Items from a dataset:
◇ ◇ ◇

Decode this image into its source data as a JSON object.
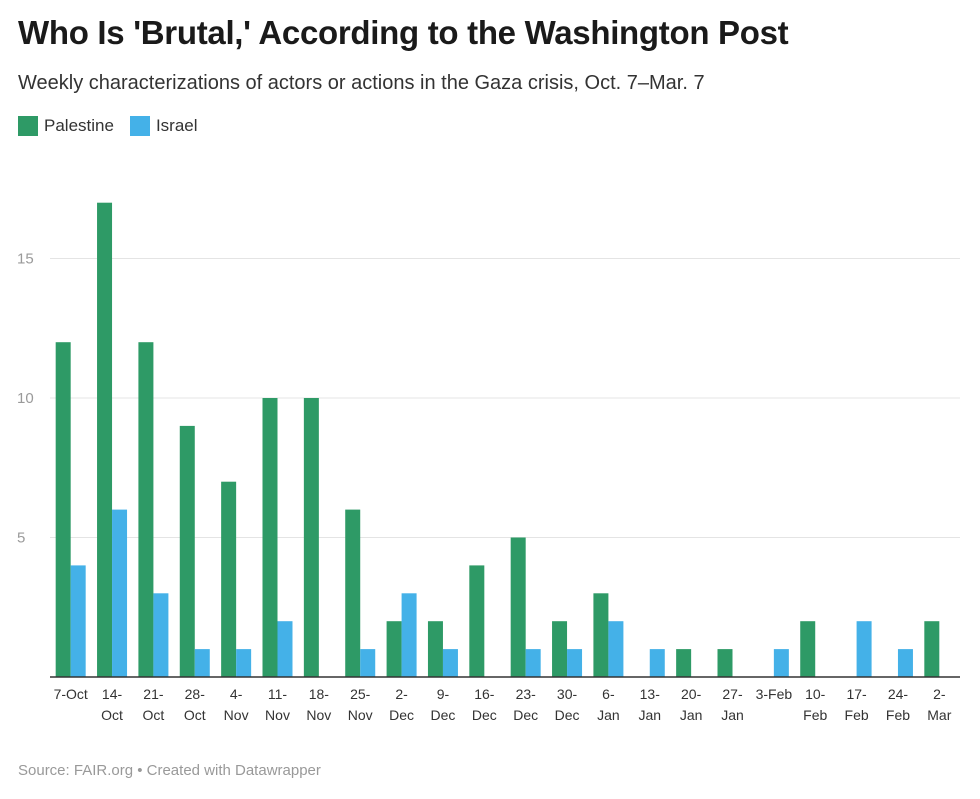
{
  "header": {
    "title": "Who Is 'Brutal,' According to the Washington Post",
    "subtitle": "Weekly characterizations of actors or actions in the Gaza crisis, Oct. 7–Mar. 7"
  },
  "footer": {
    "source": "Source: FAIR.org • Created with Datawrapper"
  },
  "colors": {
    "palestine": "#2e9a66",
    "israel": "#44b1e8"
  },
  "chart_data": {
    "type": "bar",
    "title": "Who Is 'Brutal,' According to the Washington Post",
    "subtitle": "Weekly characterizations of actors or actions in the Gaza crisis, Oct. 7–Mar. 7",
    "xlabel": "",
    "ylabel": "",
    "ylim": [
      0,
      18
    ],
    "yticks": [
      5,
      10,
      15
    ],
    "grid": true,
    "legend_position": "top-left",
    "categories": [
      [
        "7-Oct"
      ],
      [
        "14-",
        "Oct"
      ],
      [
        "21-",
        "Oct"
      ],
      [
        "28-",
        "Oct"
      ],
      [
        "4-",
        "Nov"
      ],
      [
        "11-",
        "Nov"
      ],
      [
        "18-",
        "Nov"
      ],
      [
        "25-",
        "Nov"
      ],
      [
        "2-",
        "Dec"
      ],
      [
        "9-",
        "Dec"
      ],
      [
        "16-",
        "Dec"
      ],
      [
        "23-",
        "Dec"
      ],
      [
        "30-",
        "Dec"
      ],
      [
        "6-",
        "Jan"
      ],
      [
        "13-",
        "Jan"
      ],
      [
        "20-",
        "Jan"
      ],
      [
        "27-",
        "Jan"
      ],
      [
        "3-Feb"
      ],
      [
        "10-",
        "Feb"
      ],
      [
        "17-",
        "Feb"
      ],
      [
        "24-",
        "Feb"
      ],
      [
        "2-",
        "Mar"
      ]
    ],
    "series": [
      {
        "name": "Palestine",
        "color": "#2e9a66",
        "values": [
          12,
          17,
          12,
          9,
          7,
          10,
          10,
          6,
          2,
          2,
          4,
          5,
          2,
          3,
          0,
          1,
          1,
          0,
          2,
          0,
          0,
          2
        ]
      },
      {
        "name": "Israel",
        "color": "#44b1e8",
        "values": [
          4,
          6,
          3,
          1,
          1,
          2,
          0,
          1,
          3,
          1,
          0,
          1,
          1,
          2,
          1,
          0,
          0,
          1,
          0,
          2,
          1,
          0
        ]
      }
    ]
  }
}
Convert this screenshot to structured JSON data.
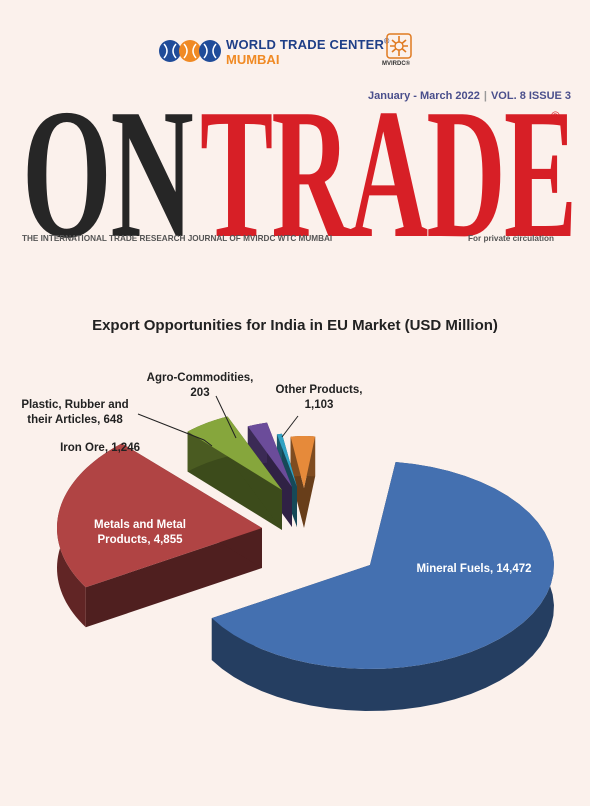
{
  "header": {
    "org_name": "WORLD TRADE CENTER",
    "org_reg": "®",
    "org_city": "MUMBAI",
    "partner_logo_text": "MVIRDC®",
    "issue_date": "January - March 2022",
    "issue_volume": "VOL. 8 ISSUE 3",
    "masthead_left": "ON",
    "masthead_right": "TRADE",
    "masthead_reg": "®",
    "tagline": "THE INTERNATIONAL TRADE RESEARCH JOURNAL OF MVIRDC WTC MUMBAI",
    "circulation": "For private circulation"
  },
  "chart_data": {
    "type": "pie",
    "title": "Export Opportunities for India in EU Market (USD Million)",
    "slices": [
      {
        "label": "Mineral Fuels, 14,472",
        "name": "Mineral Fuels",
        "value": 14472,
        "color": "#4470b0"
      },
      {
        "label": "Metals and Metal Products, 4,855",
        "lines": [
          "Metals and Metal",
          "Products, 4,855"
        ],
        "name": "Metals and Metal Products",
        "value": 4855,
        "color": "#b04444"
      },
      {
        "label": "Iron Ore, 1,246",
        "name": "Iron Ore",
        "value": 1246,
        "color": "#86a63c"
      },
      {
        "label": "Plastic, Rubber and their Articles, 648",
        "lines": [
          "Plastic, Rubber and",
          "their Articles, 648"
        ],
        "name": "Plastic, Rubber and their Articles",
        "value": 648,
        "color": "#6b4c9a"
      },
      {
        "label": "Agro-Commodities, 203",
        "lines": [
          "Agro-Commodities,",
          "203"
        ],
        "name": "Agro-Commodities",
        "value": 203,
        "color": "#31a2c3"
      },
      {
        "label": "Other Products, 1,103",
        "lines": [
          "Other Products,",
          "1,103"
        ],
        "name": "Other Products",
        "value": 1103,
        "color": "#e68a3a"
      }
    ]
  }
}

◇ ◇ ◇

◆ **Aim**
Find how many lines hold the string "TRADE", and state that number alone.

◆ **Written response**
3